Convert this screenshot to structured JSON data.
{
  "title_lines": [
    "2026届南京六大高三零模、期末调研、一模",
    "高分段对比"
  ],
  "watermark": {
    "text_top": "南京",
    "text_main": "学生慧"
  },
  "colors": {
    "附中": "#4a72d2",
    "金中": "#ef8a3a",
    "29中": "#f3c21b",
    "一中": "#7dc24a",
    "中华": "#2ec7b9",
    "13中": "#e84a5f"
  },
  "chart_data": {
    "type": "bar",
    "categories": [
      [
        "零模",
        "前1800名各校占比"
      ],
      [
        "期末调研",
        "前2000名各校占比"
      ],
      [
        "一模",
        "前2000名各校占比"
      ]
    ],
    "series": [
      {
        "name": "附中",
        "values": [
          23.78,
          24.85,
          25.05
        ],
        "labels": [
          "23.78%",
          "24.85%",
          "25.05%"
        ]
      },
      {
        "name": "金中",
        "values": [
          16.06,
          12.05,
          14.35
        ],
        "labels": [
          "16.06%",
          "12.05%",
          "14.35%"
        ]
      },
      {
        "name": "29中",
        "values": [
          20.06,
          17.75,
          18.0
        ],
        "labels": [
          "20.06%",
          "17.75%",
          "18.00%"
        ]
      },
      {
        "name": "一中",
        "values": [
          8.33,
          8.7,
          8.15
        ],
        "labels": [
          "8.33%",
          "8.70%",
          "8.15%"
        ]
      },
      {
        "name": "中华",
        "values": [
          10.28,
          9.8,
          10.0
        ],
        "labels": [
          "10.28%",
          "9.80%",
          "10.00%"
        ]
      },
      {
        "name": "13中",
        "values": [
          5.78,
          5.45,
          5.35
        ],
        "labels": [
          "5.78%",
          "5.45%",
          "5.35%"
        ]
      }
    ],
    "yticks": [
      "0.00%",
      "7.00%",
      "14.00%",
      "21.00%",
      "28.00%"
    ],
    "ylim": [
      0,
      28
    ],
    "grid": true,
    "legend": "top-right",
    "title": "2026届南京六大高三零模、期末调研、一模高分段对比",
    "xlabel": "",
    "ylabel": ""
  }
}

--- --- ---

**WORK INSTRUCTIONS**
Give only the count of lines in this material that contain the string "name".

**CORRECT RESULT**
6